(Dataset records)
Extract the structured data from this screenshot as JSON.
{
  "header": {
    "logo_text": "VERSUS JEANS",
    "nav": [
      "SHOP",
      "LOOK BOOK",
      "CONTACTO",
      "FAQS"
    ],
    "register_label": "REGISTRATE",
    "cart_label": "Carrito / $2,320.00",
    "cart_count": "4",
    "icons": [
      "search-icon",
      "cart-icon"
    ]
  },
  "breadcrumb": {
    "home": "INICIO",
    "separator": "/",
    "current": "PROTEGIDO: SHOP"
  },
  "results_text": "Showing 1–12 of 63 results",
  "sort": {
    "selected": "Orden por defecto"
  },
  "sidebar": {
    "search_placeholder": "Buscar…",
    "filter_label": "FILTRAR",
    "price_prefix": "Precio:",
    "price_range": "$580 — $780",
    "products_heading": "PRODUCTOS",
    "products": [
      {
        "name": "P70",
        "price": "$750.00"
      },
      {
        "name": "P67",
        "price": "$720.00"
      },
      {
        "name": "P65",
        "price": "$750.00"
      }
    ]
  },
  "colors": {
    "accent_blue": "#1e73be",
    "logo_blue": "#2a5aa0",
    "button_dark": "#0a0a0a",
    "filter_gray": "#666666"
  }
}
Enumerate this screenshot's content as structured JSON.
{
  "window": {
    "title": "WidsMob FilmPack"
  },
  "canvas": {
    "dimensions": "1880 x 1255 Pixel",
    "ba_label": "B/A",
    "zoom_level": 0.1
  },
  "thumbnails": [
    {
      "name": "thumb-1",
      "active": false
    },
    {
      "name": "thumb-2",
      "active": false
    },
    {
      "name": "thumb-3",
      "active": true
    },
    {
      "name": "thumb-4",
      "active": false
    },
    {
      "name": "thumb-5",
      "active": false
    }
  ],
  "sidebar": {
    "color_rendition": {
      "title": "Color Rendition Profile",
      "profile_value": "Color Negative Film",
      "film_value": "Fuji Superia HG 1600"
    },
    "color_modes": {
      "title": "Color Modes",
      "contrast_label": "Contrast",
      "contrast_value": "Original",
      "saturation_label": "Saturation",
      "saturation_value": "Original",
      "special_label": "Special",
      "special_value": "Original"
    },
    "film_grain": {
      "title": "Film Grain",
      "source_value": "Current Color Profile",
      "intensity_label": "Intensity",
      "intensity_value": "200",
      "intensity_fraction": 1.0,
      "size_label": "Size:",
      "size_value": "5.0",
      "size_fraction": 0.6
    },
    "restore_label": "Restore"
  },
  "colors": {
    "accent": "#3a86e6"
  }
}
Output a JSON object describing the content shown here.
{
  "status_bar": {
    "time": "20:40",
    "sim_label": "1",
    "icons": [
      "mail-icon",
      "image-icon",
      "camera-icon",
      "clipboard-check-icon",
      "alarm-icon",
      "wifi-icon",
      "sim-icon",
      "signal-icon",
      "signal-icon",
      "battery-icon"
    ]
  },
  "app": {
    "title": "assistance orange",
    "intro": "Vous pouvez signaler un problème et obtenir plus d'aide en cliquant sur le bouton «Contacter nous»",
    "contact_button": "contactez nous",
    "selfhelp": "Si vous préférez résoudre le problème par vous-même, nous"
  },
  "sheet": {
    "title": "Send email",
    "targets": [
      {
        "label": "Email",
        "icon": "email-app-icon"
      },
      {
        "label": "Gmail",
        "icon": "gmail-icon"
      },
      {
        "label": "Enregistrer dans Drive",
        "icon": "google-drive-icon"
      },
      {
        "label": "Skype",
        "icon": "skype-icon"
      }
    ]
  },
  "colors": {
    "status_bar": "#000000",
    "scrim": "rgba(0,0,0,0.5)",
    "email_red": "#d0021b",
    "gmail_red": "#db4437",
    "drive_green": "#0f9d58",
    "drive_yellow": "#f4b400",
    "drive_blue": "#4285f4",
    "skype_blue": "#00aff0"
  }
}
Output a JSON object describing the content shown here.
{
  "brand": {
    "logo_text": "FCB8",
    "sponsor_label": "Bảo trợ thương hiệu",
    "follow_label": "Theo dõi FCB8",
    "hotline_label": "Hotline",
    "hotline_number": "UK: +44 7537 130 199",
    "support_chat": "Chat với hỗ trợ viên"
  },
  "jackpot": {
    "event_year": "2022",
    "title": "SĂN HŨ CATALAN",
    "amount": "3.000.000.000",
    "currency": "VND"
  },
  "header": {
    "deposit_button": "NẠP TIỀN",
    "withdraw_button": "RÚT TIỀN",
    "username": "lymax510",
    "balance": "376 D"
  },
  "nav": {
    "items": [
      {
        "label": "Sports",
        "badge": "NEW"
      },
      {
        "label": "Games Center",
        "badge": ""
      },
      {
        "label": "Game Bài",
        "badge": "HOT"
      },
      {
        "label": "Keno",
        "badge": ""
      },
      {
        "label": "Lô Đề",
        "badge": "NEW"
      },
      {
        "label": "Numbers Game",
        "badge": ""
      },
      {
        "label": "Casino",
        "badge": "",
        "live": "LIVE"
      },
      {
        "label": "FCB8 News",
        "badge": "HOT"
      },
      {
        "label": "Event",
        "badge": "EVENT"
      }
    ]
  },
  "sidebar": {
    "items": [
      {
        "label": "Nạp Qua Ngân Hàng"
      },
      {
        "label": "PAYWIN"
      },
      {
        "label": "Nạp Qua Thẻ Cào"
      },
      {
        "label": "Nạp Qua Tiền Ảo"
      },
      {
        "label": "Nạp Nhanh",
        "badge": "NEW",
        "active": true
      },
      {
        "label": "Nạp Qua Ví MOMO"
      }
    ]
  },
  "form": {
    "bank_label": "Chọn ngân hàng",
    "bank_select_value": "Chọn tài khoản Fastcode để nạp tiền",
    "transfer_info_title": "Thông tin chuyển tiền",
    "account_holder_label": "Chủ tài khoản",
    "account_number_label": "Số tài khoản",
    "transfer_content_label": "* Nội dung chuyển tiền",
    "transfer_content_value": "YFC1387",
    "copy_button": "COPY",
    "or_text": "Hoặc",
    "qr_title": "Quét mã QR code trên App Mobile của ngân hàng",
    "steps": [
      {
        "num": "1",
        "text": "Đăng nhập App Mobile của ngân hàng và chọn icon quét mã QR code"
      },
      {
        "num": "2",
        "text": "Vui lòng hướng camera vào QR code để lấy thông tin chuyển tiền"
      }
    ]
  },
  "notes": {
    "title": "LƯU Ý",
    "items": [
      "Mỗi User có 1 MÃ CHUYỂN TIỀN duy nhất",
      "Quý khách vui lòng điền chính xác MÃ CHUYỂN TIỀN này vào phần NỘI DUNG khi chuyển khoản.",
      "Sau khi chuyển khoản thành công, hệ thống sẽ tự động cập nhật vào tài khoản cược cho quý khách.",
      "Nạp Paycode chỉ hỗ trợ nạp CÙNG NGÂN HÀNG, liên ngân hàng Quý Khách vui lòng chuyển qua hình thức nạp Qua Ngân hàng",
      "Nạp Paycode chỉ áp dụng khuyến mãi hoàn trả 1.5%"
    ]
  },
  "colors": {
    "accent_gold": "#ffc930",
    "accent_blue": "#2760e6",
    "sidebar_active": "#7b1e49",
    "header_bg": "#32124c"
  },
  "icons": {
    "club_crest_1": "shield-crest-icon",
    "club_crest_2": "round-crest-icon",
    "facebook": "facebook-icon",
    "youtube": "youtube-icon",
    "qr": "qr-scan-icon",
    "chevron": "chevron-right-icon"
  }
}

=== Exercise goal ===
Your task is to return the full listing exactly as it was given.

=== Exercise answer ===
Extract the structured data from this screenshot as JSON.
{
  "header": {
    "logo_text": "VERSUS JEANS",
    "nav": [
      "SHOP",
      "LOOK BOOK",
      "CONTACTO",
      "FAQS"
    ],
    "register_label": "REGISTRATE",
    "cart_label": "Carrito / $2,320.00",
    "cart_count": "4",
    "icons": [
      "search-icon",
      "cart-icon"
    ]
  },
  "breadcrumb": {
    "home": "INICIO",
    "separator": "/",
    "current": "PROTEGIDO: SHOP"
  },
  "results_text": "Showing 1–12 of 63 results",
  "sort": {
    "selected": "Orden por defecto"
  },
  "sidebar": {
    "search_placeholder": "Buscar…",
    "filter_label": "FILTRAR",
    "price_prefix": "Precio:",
    "price_range": "$580 — $780",
    "products_heading": "PRODUCTOS",
    "products": [
      {
        "name": "P70",
        "price": "$750.00"
      },
      {
        "name": "P67",
        "price": "$720.00"
      },
      {
        "name": "P65",
        "price": "$750.00"
      }
    ]
  },
  "colors": {
    "accent_blue": "#1e73be",
    "logo_blue": "#2a5aa0",
    "button_dark": "#0a0a0a",
    "filter_gray": "#666666"
  }
}
Enumerate this screenshot's content as structured JSON.
{
  "window": {
    "title": "WidsMob FilmPack"
  },
  "canvas": {
    "dimensions": "1880 x 1255 Pixel",
    "ba_label": "B/A",
    "zoom_level": 0.1
  },
  "thumbnails": [
    {
      "name": "thumb-1",
      "active": false
    },
    {
      "name": "thumb-2",
      "active": false
    },
    {
      "name": "thumb-3",
      "active": true
    },
    {
      "name": "thumb-4",
      "active": false
    },
    {
      "name": "thumb-5",
      "active": false
    }
  ],
  "sidebar": {
    "color_rendition": {
      "title": "Color Rendition Profile",
      "profile_value": "Color Negative Film",
      "film_value": "Fuji Superia HG 1600"
    },
    "color_modes": {
      "title": "Color Modes",
      "contrast_label": "Contrast",
      "contrast_value": "Original",
      "saturation_label": "Saturation",
      "saturation_value": "Original",
      "special_label": "Special",
      "special_value": "Original"
    },
    "film_grain": {
      "title": "Film Grain",
      "source_value": "Current Color Profile",
      "intensity_label": "Intensity",
      "intensity_value": "200",
      "intensity_fraction": 1.0,
      "size_label": "Size:",
      "size_value": "5.0",
      "size_fraction": 0.6
    },
    "restore_label": "Restore"
  },
  "colors": {
    "accent": "#3a86e6"
  }
}
Output a JSON object describing the content shown here.
{
  "status_bar": {
    "time": "20:40",
    "sim_label": "1",
    "icons": [
      "mail-icon",
      "image-icon",
      "camera-icon",
      "clipboard-check-icon",
      "alarm-icon",
      "wifi-icon",
      "sim-icon",
      "signal-icon",
      "signal-icon",
      "battery-icon"
    ]
  },
  "app": {
    "title": "assistance orange",
    "intro": "Vous pouvez signaler un problème et obtenir plus d'aide en cliquant sur le bouton «Contacter nous»",
    "contact_button": "contactez nous",
    "selfhelp": "Si vous préférez résoudre le problème par vous-même, nous"
  },
  "sheet": {
    "title": "Send email",
    "targets": [
      {
        "label": "Email",
        "icon": "email-app-icon"
      },
      {
        "label": "Gmail",
        "icon": "gmail-icon"
      },
      {
        "label": "Enregistrer dans Drive",
        "icon": "google-drive-icon"
      },
      {
        "label": "Skype",
        "icon": "skype-icon"
      }
    ]
  },
  "colors": {
    "status_bar": "#000000",
    "scrim": "rgba(0,0,0,0.5)",
    "email_red": "#d0021b",
    "gmail_red": "#db4437",
    "drive_green": "#0f9d58",
    "drive_yellow": "#f4b400",
    "drive_blue": "#4285f4",
    "skype_blue": "#00aff0"
  }
}
Output a JSON object describing the content shown here.
{
  "brand": {
    "logo_text": "FCB8",
    "sponsor_label": "Bảo trợ thương hiệu",
    "follow_label": "Theo dõi FCB8",
    "hotline_label": "Hotline",
    "hotline_number": "UK: +44 7537 130 199",
    "support_chat": "Chat với hỗ trợ viên"
  },
  "jackpot": {
    "event_year": "2022",
    "title": "SĂN HŨ CATALAN",
    "amount": "3.000.000.000",
    "currency": "VND"
  },
  "header": {
    "deposit_button": "NẠP TIỀN",
    "withdraw_button": "RÚT TIỀN",
    "username": "lymax510",
    "balance": "376 D"
  },
  "nav": {
    "items": [
      {
        "label": "Sports",
        "badge": "NEW"
      },
      {
        "label": "Games Center",
        "badge": ""
      },
      {
        "label": "Game Bài",
        "badge": "HOT"
      },
      {
        "label": "Keno",
        "badge": ""
      },
      {
        "label": "Lô Đề",
        "badge": "NEW"
      },
      {
        "label": "Numbers Game",
        "badge": ""
      },
      {
        "label": "Casino",
        "badge": "",
        "live": "LIVE"
      },
      {
        "label": "FCB8 News",
        "badge": "HOT"
      },
      {
        "label": "Event",
        "badge": "EVENT"
      }
    ]
  },
  "sidebar": {
    "items": [
      {
        "label": "Nạp Qua Ngân Hàng"
      },
      {
        "label": "PAYWIN"
      },
      {
        "label": "Nạp Qua Thẻ Cào"
      },
      {
        "label": "Nạp Qua Tiền Ảo"
      },
      {
        "label": "Nạp Nhanh",
        "badge": "NEW",
        "active": true
      },
      {
        "label": "Nạp Qua Ví MOMO"
      }
    ]
  },
  "form": {
    "bank_label": "Chọn ngân hàng",
    "bank_select_value": "Chọn tài khoản Fastcode để nạp tiền",
    "transfer_info_title": "Thông tin chuyển tiền",
    "account_holder_label": "Chủ tài khoản",
    "account_number_label": "Số tài khoản",
    "transfer_content_label": "* Nội dung chuyển tiền",
    "transfer_content_value": "YFC1387",
    "copy_button": "COPY",
    "or_text": "Hoặc",
    "qr_title": "Quét mã QR code trên App Mobile của ngân hàng",
    "steps": [
      {
        "num": "1",
        "text": "Đăng nhập App Mobile của ngân hàng và chọn icon quét mã QR code"
      },
      {
        "num": "2",
        "text": "Vui lòng hướng camera vào QR code để lấy thông tin chuyển tiền"
      }
    ]
  },
  "notes": {
    "title": "LƯU Ý",
    "items": [
      "Mỗi User có 1 MÃ CHUYỂN TIỀN duy nhất",
      "Quý khách vui lòng điền chính xác MÃ CHUYỂN TIỀN này vào phần NỘI DUNG khi chuyển khoản.",
      "Sau khi chuyển khoản thành công, hệ thống sẽ tự động cập nhật vào tài khoản cược cho quý khách.",
      "Nạp Paycode chỉ hỗ trợ nạp CÙNG NGÂN HÀNG, liên ngân hàng Quý Khách vui lòng chuyển qua hình thức nạp Qua Ngân hàng",
      "Nạp Paycode chỉ áp dụng khuyến mãi hoàn trả 1.5%"
    ]
  },
  "colors": {
    "accent_gold": "#ffc930",
    "accent_blue": "#2760e6",
    "sidebar_active": "#7b1e49",
    "header_bg": "#32124c"
  },
  "icons": {
    "club_crest_1": "shield-crest-icon",
    "club_crest_2": "round-crest-icon",
    "facebook": "facebook-icon",
    "youtube": "youtube-icon",
    "qr": "qr-scan-icon",
    "chevron": "chevron-right-icon"
  }
}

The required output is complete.